* **Exercise directions**
Give only the number of lines in the records that include the string "JSON".

Records about charts and figures

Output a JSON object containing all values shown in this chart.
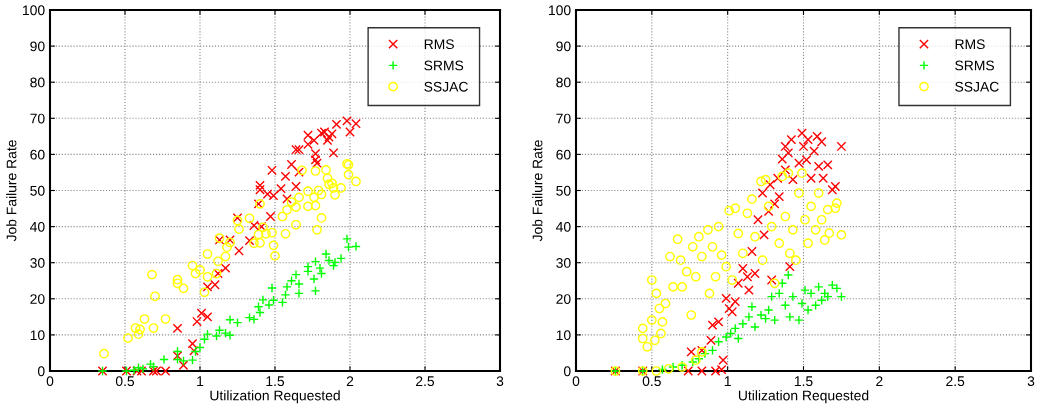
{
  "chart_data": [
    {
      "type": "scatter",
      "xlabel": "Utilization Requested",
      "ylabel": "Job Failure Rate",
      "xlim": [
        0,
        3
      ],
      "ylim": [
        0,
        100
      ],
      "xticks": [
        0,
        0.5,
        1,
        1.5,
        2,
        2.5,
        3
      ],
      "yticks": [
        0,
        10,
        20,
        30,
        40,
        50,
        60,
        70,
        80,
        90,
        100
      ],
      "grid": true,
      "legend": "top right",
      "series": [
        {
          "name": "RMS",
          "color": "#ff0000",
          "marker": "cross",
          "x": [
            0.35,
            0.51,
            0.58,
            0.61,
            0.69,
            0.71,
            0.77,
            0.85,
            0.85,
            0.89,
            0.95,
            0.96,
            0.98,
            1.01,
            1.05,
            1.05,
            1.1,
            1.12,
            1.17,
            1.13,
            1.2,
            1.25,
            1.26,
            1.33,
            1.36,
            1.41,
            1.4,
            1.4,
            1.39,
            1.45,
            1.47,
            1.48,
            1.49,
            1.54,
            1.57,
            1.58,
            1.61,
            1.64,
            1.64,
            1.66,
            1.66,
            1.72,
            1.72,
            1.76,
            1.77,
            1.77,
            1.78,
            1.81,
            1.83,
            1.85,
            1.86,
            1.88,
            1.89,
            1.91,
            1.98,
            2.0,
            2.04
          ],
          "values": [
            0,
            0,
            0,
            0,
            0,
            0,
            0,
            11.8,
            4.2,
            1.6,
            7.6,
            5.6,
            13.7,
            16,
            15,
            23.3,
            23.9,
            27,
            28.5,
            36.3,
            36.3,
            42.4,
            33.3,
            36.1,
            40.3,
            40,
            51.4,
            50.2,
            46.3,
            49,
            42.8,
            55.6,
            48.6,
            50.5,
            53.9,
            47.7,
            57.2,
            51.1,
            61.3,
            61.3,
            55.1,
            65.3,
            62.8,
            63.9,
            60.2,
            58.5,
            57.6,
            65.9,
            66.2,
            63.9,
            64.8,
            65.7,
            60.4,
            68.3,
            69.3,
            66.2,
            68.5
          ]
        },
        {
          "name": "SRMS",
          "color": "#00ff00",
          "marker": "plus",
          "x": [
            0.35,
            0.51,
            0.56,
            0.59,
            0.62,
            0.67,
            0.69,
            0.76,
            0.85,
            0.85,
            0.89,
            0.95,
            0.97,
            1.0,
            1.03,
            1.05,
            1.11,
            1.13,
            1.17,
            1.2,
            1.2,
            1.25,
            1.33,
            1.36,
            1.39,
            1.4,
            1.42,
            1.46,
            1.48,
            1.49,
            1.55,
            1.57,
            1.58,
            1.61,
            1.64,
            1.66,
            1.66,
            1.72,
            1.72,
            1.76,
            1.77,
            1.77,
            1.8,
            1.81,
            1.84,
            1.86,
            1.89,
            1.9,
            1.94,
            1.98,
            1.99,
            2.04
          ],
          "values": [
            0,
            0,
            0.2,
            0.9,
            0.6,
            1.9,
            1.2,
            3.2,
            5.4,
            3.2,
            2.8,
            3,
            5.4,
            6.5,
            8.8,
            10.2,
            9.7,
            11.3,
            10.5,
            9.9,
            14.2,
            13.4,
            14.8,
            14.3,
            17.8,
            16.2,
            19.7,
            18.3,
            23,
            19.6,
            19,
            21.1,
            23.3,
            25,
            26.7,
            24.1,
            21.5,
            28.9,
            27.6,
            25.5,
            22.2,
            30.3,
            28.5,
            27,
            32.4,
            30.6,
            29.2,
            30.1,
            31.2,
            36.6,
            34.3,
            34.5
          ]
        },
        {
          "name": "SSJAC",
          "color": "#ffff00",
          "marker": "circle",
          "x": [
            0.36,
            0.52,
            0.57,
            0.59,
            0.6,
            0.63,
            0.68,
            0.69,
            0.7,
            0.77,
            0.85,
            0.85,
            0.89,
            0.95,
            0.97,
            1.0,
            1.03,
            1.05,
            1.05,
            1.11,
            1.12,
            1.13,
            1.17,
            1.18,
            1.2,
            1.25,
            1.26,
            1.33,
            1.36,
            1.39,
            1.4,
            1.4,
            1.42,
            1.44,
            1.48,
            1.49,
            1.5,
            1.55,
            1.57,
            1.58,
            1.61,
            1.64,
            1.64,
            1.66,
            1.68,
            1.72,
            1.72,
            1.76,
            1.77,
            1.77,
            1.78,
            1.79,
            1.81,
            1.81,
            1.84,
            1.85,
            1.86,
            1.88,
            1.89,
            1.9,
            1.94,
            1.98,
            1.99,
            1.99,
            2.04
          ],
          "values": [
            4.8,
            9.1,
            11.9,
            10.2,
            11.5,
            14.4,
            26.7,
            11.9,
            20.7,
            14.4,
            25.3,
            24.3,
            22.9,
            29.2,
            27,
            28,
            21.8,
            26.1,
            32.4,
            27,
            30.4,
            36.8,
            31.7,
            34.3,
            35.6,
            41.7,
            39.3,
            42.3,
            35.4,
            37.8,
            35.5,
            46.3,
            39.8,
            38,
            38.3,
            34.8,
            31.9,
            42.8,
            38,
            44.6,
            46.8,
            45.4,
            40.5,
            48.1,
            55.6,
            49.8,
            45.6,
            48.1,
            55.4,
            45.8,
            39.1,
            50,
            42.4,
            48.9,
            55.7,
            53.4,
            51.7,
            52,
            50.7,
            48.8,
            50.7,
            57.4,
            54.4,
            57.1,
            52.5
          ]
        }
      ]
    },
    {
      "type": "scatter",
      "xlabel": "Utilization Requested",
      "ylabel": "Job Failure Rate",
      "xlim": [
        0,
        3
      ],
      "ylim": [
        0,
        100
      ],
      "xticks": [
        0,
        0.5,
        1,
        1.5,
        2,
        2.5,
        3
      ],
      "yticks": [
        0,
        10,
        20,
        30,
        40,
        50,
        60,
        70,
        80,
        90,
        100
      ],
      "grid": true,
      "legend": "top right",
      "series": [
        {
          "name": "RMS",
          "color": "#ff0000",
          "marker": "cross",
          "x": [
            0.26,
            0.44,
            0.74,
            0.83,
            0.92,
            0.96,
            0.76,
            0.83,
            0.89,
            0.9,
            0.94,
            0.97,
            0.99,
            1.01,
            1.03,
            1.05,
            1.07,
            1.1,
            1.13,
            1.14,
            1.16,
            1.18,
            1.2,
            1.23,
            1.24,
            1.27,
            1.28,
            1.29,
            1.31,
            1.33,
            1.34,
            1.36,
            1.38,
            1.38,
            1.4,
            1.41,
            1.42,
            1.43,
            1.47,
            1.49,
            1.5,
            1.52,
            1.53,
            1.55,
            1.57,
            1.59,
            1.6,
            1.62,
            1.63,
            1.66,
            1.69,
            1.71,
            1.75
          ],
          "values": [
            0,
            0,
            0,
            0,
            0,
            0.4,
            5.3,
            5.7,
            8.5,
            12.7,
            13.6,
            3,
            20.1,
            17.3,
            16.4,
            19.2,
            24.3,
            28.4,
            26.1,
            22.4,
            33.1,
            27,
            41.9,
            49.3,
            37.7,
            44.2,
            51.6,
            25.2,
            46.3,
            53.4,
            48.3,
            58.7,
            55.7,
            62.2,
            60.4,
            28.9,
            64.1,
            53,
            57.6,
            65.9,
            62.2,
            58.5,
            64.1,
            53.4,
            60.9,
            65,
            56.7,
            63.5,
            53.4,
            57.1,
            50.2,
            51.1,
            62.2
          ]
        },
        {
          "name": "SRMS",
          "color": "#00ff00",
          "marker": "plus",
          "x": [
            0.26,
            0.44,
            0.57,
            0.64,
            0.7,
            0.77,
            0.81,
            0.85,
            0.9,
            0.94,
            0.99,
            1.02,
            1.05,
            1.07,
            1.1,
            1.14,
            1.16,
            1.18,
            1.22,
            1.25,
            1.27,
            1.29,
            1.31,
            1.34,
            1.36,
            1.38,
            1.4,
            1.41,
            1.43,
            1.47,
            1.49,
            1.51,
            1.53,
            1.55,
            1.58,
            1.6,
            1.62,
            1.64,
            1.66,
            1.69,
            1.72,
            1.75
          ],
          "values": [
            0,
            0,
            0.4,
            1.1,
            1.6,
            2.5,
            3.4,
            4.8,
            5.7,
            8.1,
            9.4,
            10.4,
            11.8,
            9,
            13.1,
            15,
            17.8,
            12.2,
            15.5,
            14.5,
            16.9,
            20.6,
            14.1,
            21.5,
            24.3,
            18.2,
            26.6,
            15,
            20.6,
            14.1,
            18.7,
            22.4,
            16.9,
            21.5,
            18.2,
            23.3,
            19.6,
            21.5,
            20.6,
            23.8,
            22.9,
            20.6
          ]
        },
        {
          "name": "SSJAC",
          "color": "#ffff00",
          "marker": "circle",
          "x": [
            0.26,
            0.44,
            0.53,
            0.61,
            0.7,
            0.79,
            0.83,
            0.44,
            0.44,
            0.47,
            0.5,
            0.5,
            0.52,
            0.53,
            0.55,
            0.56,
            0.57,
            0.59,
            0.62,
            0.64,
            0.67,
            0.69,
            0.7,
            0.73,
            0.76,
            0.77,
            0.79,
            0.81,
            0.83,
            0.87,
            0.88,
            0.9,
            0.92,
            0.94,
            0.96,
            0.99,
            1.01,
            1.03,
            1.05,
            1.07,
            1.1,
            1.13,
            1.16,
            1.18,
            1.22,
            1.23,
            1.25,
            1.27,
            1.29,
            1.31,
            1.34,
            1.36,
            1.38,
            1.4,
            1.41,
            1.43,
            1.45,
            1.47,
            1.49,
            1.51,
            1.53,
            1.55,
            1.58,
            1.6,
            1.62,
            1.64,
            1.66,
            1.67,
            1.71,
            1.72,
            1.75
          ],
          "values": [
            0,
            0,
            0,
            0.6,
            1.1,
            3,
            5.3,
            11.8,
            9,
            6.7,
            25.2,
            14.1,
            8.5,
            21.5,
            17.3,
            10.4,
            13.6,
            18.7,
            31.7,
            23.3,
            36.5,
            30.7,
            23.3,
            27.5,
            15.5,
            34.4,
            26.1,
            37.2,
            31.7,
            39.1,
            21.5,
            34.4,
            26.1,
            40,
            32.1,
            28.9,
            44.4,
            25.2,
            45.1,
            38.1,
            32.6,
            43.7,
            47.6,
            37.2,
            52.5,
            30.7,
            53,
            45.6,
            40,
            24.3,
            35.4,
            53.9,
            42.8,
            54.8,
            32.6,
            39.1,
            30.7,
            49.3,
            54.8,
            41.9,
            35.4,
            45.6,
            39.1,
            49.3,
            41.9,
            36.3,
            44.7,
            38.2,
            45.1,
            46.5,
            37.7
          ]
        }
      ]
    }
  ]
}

==

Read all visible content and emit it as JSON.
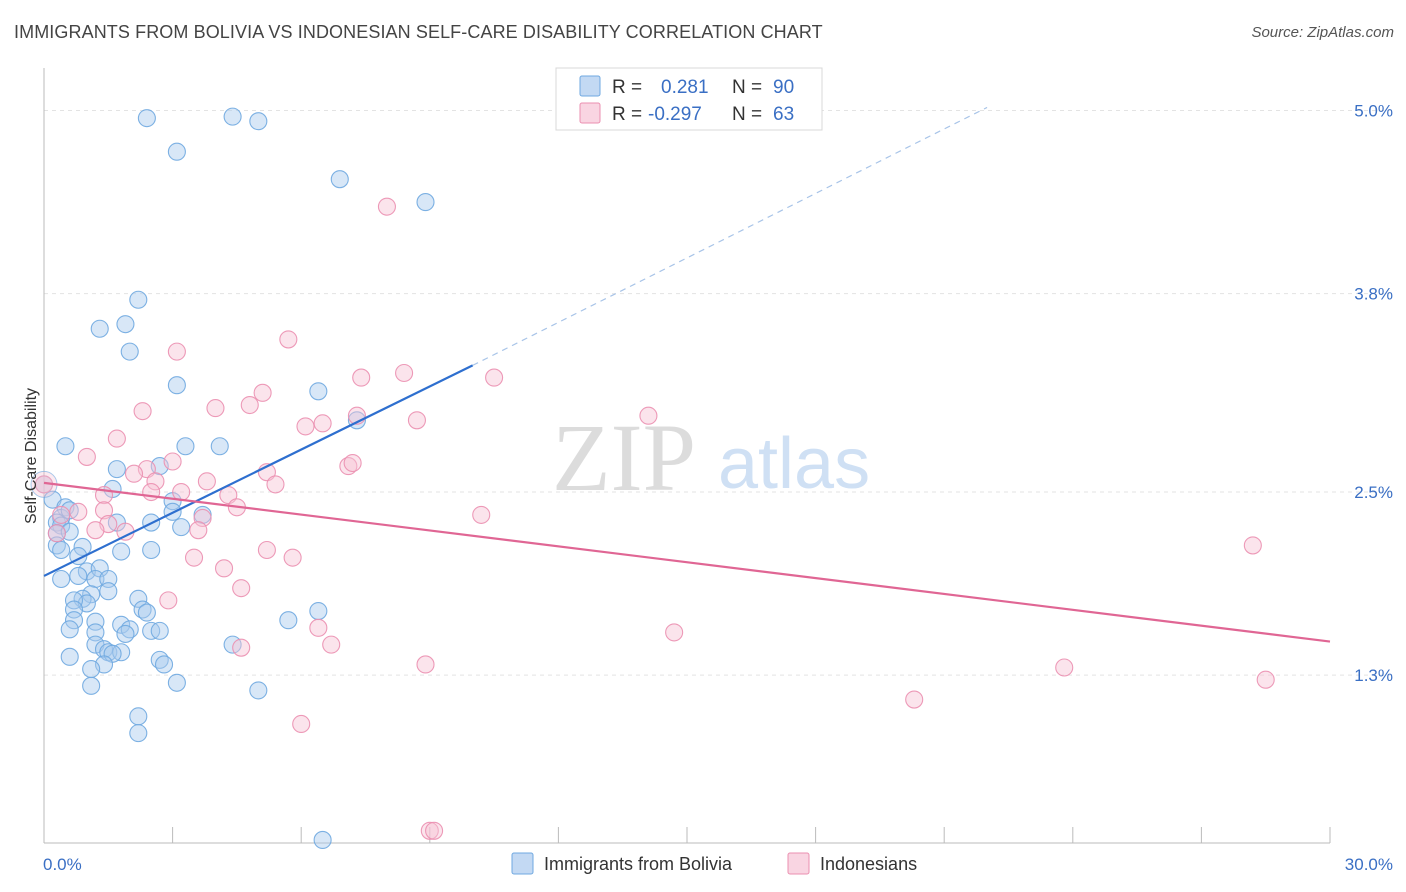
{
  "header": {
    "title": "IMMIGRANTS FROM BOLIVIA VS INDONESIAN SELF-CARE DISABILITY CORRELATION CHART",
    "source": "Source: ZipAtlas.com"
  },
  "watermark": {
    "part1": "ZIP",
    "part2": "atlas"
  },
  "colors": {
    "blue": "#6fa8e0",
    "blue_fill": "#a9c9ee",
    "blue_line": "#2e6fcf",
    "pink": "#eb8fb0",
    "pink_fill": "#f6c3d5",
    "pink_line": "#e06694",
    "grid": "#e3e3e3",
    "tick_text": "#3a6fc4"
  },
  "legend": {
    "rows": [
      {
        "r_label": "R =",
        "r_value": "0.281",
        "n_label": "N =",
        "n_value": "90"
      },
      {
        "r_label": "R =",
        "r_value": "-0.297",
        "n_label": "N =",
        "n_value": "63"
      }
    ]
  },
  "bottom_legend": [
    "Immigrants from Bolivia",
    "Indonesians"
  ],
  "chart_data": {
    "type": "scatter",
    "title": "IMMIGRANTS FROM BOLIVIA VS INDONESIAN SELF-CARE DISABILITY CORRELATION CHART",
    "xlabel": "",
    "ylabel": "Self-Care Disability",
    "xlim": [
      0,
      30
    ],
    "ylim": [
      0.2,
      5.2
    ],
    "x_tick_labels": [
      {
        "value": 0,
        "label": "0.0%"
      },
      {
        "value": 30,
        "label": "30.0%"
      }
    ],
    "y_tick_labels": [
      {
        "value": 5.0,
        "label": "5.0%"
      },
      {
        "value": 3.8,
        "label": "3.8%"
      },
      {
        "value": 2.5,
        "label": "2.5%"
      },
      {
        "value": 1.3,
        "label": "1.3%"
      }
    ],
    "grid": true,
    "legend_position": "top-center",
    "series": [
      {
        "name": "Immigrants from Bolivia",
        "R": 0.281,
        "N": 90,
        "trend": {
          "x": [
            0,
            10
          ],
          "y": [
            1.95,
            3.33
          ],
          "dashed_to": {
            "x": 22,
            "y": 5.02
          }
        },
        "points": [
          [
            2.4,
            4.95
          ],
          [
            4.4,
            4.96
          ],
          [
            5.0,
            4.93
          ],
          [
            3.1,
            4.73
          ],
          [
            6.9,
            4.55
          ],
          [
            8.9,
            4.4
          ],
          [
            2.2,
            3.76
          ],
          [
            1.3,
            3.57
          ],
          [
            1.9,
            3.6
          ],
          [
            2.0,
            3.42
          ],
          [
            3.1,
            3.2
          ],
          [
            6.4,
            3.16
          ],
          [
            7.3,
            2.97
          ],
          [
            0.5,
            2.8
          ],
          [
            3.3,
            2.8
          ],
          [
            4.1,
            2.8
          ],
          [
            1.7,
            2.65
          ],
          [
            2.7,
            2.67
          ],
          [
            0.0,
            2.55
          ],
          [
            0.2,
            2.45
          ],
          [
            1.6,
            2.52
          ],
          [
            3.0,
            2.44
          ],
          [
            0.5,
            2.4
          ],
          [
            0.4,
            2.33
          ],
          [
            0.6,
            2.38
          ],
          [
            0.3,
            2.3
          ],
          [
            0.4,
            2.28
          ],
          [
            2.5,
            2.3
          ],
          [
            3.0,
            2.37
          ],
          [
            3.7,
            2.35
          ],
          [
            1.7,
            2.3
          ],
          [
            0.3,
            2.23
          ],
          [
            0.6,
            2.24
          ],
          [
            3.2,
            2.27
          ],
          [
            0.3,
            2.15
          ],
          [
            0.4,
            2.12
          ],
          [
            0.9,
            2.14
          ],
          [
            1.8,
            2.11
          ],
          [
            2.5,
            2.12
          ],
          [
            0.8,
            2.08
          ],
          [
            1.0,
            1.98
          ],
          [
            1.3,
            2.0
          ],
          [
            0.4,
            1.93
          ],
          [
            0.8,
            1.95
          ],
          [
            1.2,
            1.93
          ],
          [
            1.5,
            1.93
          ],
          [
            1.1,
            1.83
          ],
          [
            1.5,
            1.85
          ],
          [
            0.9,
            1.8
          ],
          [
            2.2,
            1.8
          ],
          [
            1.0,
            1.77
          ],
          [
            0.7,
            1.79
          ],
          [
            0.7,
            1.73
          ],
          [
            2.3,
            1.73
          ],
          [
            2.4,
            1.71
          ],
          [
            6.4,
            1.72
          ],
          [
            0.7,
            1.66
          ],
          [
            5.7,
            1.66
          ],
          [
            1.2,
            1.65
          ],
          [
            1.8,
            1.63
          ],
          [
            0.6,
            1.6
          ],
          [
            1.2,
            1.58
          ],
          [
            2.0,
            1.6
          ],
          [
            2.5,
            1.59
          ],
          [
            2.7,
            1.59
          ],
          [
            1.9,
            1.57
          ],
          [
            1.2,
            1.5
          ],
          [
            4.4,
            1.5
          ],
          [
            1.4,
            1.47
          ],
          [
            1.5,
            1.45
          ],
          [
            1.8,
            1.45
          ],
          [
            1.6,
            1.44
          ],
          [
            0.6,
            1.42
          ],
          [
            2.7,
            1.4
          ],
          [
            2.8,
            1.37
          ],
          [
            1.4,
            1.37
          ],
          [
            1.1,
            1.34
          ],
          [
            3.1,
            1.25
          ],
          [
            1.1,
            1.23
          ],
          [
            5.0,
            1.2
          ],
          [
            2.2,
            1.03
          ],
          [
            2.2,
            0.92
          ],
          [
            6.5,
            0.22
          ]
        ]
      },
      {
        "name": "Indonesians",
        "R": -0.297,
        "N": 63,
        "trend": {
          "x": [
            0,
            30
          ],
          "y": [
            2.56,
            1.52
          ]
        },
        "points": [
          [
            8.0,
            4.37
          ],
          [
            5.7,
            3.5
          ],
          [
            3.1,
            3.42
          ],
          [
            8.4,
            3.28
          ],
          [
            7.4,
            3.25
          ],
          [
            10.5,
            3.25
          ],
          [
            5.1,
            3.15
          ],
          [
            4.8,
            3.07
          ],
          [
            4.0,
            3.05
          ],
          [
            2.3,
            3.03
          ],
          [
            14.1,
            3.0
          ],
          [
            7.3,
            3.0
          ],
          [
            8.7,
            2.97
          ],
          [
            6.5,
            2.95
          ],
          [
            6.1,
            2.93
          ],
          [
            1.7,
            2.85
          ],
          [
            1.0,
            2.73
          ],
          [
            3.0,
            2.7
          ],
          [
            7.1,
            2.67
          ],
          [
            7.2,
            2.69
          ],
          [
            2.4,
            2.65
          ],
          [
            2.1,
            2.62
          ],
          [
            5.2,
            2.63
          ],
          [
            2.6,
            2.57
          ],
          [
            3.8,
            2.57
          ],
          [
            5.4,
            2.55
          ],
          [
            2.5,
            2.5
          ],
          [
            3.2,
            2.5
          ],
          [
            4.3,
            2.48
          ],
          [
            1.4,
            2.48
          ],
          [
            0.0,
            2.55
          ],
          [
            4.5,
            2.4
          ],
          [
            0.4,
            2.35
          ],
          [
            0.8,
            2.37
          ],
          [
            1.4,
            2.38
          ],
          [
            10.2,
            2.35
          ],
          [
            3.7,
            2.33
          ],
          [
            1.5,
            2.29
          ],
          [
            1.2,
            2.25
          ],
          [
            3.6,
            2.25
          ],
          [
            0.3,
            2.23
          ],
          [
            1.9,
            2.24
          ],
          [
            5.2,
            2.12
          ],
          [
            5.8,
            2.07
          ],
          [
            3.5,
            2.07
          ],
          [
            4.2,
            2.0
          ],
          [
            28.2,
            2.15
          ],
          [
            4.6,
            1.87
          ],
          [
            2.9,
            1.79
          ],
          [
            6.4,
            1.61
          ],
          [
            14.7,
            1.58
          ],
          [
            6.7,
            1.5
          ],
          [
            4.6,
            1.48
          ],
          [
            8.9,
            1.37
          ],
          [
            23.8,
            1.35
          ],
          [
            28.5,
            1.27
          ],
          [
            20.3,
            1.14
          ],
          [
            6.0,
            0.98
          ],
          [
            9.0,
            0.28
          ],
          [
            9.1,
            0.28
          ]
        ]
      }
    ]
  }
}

* **Answer to the problem**
2